What the task asks:
Give every line back verbatim, dropping all images.

Provided data:
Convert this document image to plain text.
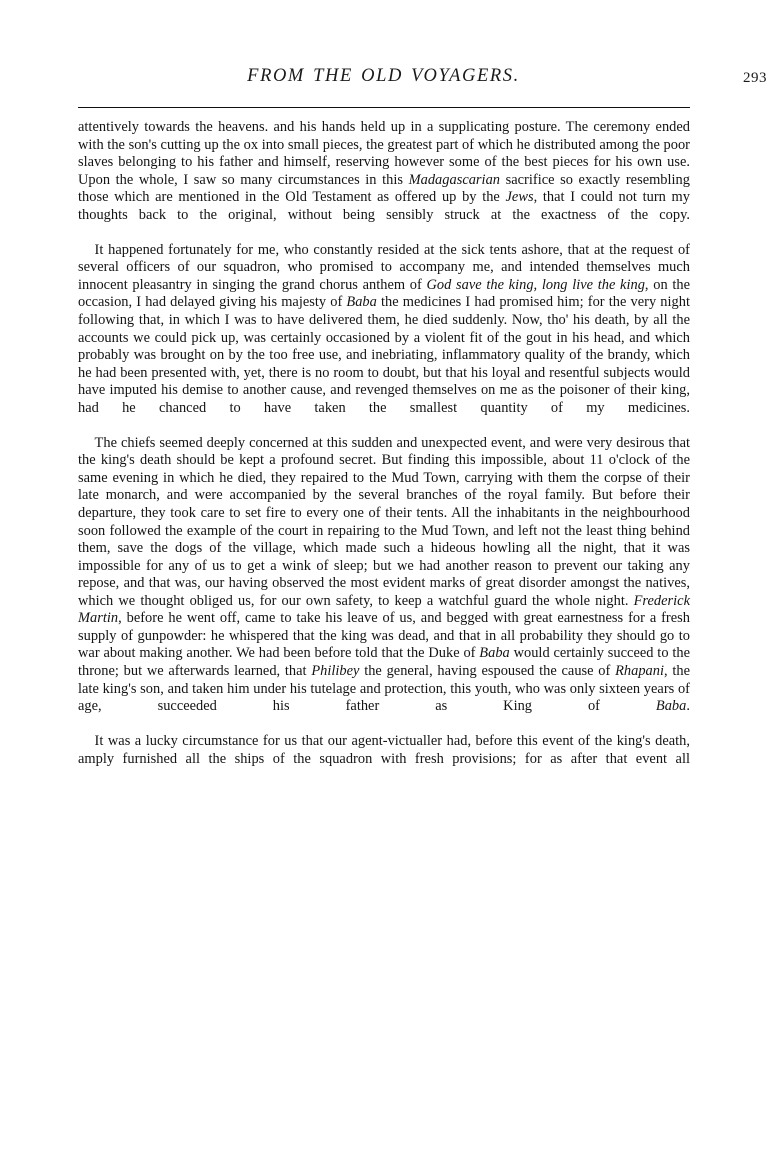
FROM THE OLD VOYAGERS.	293

attentively towards the heavens. and his hands held up in a supplicating posture. The ceremony ended with the son's cutting up the ox into small pieces, the greatest part of which he distributed among the poor slaves belonging to his father and himself, reserving however some of the best pieces for his own use. Upon the whole, I saw so many circumstances in this Madagascarian sacrifice so exactly resembling those which are mentioned in the Old Testament as offered up by the Jews, that I could not turn my thoughts back to the original, without being sensibly struck at the exactness of the copy.

It happened fortunately for me, who constantly resided at the sick tents ashore, that at the request of several officers of our squadron, who promised to accompany me, and intended themselves much innocent pleasantry in singing the grand chorus anthem of God save the king, long live the king, on the occasion, I had delayed giving his majesty of Baba the medicines I had promised him; for the very night following that, in which I was to have delivered them, he died suddenly. Now, tho' his death, by all the accounts we could pick up, was certainly occasioned by a violent fit of the gout in his head, and which probably was brought on by the too free use, and inebriating, inflammatory quality of the brandy, which he had been presented with, yet, there is no room to doubt, but that his loyal and resentful subjects would have imputed his demise to another cause, and revenged themselves on me as the poisoner of their king, had he chanced to have taken the smallest quantity of my medicines.

The chiefs seemed deeply concerned at this sudden and unexpected event, and were very desirous that the king's death should be kept a profound secret. But finding this impossible, about 11 o'clock of the same evening in which he died, they repaired to the Mud Town, carrying with them the corpse of their late monarch, and were accompanied by the several branches of the royal family. But before their departure, they took care to set fire to every one of their tents. All the inhabitants in the neighbourhood soon followed the example of the court in repairing to the Mud Town, and left not the least thing behind them, save the dogs of the village, which made such a hideous howling all the night, that it was impossible for any of us to get a wink of sleep; but we had another reason to prevent our taking any repose, and that was, our having observed the most evident marks of great disorder amongst the natives, which we thought obliged us, for our own safety, to keep a watchful guard the whole night. Frederick Martin, before he went off, came to take his leave of us, and begged with great earnestness for a fresh supply of gunpowder: he whispered that the king was dead, and that in all probability they should go to war about making another. We had been before told that the Duke of Baba would certainly succeed to the throne; but we afterwards learned, that Philibey the general, having espoused the cause of Rhapani, the late king's son, and taken him under his tutelage and protection, this youth, who was only sixteen years of age, succeeded his father as King of Baba.

It was a lucky circumstance for us that our agent-victualler had, before this event of the king's death, amply furnished all the ships of the squadron with fresh provisions; for as after that event all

The solution:
Convert this document image to plain text.
FROM THE OLD VOYAGERS.	293

attentively towards the heavens. and his hands held up in a supplicating posture. The ceremony ended with the son's cutting up the ox into small pieces, the greatest part of which he distributed among the poor slaves belonging to his father and himself, reserving however some of the best pieces for his own use. Upon the whole, I saw so many circumstances in this Madagascarian sacrifice so exactly resembling those which are mentioned in the Old Testament as offered up by the Jews, that I could not turn my thoughts back to the original, without being sensibly struck at the exactness of the copy.

It happened fortunately for me, who constantly resided at the sick tents ashore, that at the request of several officers of our squadron, who promised to accompany me, and intended themselves much innocent pleasantry in singing the grand chorus anthem of God save the king, long live the king, on the occasion, I had delayed giving his majesty of Baba the medicines I had promised him; for the very night following that, in which I was to have delivered them, he died suddenly. Now, tho' his death, by all the accounts we could pick up, was certainly occasioned by a violent fit of the gout in his head, and which probably was brought on by the too free use, and inebriating, inflammatory quality of the brandy, which he had been presented with, yet, there is no room to doubt, but that his loyal and resentful subjects would have imputed his demise to another cause, and revenged themselves on me as the poisoner of their king, had he chanced to have taken the smallest quantity of my medicines.

The chiefs seemed deeply concerned at this sudden and unexpected event, and were very desirous that the king's death should be kept a profound secret. But finding this impossible, about 11 o'clock of the same evening in which he died, they repaired to the Mud Town, carrying with them the corpse of their late monarch, and were accompanied by the several branches of the royal family. But before their departure, they took care to set fire to every one of their tents. All the inhabitants in the neighbourhood soon followed the example of the court in repairing to the Mud Town, and left not the least thing behind them, save the dogs of the village, which made such a hideous howling all the night, that it was impossible for any of us to get a wink of sleep; but we had another reason to prevent our taking any repose, and that was, our having observed the most evident marks of great disorder amongst the natives, which we thought obliged us, for our own safety, to keep a watchful guard the whole night. Frederick Martin, before he went off, came to take his leave of us, and begged with great earnestness for a fresh supply of gunpowder: he whispered that the king was dead, and that in all probability they should go to war about making another. We had been before told that the Duke of Baba would certainly succeed to the throne; but we afterwards learned, that Philibey the general, having espoused the cause of Rhapani, the late king's son, and taken him under his tutelage and protection, this youth, who was only sixteen years of age, succeeded his father as King of Baba.

It was a lucky circumstance for us that our agent-victualler had, before this event of the king's death, amply furnished all the ships of the squadron with fresh provisions; for as after that event all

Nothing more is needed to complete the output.